* [Exercise instructions]: In the records below, pick out all lines containing the word "animaizinhos".

* [Record excerpts]:
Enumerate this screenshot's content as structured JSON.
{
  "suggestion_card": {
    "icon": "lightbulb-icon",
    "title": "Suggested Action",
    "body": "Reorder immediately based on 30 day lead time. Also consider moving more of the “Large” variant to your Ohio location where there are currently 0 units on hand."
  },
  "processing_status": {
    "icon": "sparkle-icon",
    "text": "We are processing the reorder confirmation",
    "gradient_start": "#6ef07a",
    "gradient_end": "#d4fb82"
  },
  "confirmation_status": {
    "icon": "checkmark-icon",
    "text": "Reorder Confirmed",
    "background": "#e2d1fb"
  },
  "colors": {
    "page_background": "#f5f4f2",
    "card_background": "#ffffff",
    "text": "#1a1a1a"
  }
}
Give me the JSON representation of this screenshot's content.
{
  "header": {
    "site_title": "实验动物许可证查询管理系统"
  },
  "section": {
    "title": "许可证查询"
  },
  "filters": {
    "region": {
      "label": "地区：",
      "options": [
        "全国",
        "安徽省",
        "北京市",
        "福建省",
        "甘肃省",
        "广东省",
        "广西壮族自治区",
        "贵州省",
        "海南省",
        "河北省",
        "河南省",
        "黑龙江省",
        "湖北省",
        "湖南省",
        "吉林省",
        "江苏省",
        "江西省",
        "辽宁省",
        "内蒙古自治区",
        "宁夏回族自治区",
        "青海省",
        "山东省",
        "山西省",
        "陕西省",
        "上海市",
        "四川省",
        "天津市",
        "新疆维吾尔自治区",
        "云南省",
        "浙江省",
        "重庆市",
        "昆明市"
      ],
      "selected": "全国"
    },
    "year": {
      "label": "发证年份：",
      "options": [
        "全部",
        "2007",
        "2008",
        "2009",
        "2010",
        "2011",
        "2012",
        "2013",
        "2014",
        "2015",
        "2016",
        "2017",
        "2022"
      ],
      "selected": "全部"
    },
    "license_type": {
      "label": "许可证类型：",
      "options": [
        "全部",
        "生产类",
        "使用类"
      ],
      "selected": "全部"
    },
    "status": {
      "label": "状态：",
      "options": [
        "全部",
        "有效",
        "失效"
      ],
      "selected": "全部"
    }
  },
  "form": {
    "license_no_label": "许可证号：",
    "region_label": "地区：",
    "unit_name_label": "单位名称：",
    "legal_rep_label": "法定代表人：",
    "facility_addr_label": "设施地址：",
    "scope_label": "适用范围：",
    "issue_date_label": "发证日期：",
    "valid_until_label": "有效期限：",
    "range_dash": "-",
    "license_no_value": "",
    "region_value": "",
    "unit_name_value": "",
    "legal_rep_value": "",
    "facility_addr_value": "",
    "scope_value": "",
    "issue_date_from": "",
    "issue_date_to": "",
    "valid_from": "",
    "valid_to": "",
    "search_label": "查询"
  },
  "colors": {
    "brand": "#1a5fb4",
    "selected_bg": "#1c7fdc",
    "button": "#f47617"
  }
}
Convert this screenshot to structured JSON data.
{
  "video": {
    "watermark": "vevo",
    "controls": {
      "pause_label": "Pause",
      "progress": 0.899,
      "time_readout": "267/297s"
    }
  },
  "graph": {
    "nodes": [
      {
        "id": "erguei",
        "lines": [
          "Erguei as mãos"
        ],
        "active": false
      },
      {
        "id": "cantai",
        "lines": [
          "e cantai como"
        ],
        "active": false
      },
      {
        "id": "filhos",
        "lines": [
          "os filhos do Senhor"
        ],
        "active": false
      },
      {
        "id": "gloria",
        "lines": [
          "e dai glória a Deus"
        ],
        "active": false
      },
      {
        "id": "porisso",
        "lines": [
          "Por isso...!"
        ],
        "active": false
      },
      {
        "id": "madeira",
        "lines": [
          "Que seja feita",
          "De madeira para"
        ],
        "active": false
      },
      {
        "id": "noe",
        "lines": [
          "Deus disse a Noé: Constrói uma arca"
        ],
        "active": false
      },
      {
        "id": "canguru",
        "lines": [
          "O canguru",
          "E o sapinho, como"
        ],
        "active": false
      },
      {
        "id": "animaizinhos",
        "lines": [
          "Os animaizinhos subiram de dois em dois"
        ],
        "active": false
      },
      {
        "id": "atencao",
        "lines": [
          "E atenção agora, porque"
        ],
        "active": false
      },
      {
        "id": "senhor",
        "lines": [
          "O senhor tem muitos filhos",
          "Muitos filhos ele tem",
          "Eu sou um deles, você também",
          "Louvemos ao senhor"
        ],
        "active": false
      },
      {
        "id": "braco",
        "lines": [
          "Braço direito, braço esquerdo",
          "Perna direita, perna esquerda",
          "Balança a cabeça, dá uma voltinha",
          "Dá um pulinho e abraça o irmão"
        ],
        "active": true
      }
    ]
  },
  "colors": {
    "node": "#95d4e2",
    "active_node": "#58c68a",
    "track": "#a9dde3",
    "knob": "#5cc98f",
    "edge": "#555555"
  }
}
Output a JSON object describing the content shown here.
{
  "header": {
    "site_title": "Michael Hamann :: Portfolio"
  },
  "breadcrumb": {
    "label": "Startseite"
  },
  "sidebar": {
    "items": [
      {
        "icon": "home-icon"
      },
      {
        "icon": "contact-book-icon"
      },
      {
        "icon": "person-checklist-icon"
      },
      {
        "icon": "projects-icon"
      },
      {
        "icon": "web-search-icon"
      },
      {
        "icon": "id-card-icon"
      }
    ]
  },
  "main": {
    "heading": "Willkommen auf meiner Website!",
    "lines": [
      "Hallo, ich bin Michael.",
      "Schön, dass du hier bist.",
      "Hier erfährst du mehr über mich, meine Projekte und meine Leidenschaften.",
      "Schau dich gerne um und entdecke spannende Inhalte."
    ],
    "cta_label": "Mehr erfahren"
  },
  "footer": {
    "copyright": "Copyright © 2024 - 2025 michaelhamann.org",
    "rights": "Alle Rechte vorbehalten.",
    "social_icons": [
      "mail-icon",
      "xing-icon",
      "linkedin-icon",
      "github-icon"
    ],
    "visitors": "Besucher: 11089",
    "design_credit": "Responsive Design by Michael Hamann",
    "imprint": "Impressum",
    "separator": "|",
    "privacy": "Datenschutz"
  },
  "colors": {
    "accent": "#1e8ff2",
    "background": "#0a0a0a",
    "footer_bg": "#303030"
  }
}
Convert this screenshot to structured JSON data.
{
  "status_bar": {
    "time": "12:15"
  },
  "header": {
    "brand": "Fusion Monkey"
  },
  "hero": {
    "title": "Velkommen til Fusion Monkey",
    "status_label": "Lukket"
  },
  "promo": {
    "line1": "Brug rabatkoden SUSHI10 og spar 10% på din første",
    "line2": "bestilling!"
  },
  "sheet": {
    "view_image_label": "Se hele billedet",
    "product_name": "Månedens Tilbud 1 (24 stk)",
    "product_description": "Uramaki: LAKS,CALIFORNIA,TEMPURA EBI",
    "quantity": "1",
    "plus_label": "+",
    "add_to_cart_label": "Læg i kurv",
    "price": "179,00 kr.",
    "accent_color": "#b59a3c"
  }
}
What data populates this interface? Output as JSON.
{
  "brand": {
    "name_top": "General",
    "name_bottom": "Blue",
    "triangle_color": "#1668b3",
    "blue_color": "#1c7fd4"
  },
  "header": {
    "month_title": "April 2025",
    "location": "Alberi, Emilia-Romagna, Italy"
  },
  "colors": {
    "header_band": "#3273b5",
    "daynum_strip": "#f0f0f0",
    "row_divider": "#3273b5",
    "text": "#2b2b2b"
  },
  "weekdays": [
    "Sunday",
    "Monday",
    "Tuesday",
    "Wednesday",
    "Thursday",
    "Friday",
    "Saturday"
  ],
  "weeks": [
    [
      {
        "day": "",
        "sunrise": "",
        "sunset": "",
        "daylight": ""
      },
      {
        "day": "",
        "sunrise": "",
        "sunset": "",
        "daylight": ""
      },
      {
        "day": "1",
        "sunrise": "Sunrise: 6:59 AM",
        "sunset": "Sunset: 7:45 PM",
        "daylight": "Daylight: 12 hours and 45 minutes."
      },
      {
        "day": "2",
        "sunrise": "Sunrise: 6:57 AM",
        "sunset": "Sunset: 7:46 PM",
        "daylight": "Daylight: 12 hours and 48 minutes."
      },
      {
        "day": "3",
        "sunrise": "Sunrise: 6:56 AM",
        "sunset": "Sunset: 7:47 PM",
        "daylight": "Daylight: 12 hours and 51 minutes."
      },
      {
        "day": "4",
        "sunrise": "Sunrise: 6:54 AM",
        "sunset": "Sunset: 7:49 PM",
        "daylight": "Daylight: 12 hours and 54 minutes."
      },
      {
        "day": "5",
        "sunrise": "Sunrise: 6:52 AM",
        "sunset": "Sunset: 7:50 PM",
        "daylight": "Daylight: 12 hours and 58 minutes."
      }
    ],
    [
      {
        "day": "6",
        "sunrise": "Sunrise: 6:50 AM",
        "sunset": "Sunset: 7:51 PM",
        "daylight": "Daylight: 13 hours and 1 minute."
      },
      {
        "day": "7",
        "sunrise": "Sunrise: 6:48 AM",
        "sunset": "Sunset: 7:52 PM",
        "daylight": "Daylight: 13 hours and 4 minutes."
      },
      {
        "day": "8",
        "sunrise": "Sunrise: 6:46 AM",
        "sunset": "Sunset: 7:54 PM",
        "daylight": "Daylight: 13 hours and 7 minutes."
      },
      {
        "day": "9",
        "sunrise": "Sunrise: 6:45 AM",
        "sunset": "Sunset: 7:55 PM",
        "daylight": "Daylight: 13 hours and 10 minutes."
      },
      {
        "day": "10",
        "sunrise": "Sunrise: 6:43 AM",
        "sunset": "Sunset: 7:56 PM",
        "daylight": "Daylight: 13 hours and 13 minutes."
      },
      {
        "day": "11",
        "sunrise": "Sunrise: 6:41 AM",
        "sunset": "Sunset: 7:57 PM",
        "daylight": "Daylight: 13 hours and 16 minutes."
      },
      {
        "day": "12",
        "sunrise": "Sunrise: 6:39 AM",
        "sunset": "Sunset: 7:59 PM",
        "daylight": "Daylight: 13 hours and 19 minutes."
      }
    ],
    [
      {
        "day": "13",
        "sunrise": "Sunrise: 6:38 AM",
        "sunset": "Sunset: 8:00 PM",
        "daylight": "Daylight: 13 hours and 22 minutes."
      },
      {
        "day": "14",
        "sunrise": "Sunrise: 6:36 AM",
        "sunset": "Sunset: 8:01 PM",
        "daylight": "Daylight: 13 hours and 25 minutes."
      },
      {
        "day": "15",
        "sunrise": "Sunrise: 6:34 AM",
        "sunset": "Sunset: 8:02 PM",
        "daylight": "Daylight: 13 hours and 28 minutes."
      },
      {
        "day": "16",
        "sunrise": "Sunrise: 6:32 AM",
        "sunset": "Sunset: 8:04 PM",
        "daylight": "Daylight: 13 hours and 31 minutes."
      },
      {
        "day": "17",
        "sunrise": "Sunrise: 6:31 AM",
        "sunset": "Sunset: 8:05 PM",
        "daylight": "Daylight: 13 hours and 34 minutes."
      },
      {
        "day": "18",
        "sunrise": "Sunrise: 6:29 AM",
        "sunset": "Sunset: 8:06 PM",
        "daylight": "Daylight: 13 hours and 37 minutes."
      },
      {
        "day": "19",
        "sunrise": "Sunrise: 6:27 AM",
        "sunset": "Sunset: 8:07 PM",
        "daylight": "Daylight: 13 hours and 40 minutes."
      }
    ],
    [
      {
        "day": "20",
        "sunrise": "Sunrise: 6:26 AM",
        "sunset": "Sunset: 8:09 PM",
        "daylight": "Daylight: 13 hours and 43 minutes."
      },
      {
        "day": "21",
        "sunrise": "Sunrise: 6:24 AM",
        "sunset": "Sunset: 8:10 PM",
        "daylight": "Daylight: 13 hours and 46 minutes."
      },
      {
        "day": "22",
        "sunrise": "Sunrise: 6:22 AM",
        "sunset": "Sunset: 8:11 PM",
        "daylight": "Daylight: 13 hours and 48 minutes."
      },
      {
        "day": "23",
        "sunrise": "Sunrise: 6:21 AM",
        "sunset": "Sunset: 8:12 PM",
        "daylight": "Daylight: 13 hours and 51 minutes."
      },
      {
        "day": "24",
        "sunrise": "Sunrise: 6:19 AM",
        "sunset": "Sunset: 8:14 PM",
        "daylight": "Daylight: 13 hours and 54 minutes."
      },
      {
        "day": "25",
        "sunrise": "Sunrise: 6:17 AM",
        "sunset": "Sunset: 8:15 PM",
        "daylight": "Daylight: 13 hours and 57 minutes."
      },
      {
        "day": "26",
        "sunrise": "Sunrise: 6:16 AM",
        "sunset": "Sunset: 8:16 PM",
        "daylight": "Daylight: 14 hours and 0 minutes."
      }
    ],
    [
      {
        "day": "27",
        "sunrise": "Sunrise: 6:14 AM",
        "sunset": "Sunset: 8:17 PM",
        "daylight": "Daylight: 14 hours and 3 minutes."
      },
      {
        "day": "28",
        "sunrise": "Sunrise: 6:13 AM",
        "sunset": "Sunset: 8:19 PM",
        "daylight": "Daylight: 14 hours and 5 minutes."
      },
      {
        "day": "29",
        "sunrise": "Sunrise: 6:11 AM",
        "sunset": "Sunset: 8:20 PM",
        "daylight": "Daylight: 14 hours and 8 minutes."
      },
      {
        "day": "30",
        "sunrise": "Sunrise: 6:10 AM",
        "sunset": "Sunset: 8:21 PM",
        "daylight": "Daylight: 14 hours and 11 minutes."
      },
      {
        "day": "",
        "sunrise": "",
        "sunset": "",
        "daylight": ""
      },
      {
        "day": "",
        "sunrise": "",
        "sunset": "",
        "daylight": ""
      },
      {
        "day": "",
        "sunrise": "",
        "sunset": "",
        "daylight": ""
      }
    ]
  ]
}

* [Answer for the task]:
        "id": "animaizinhos",
          "Os animaizinhos subiram de dois em dois"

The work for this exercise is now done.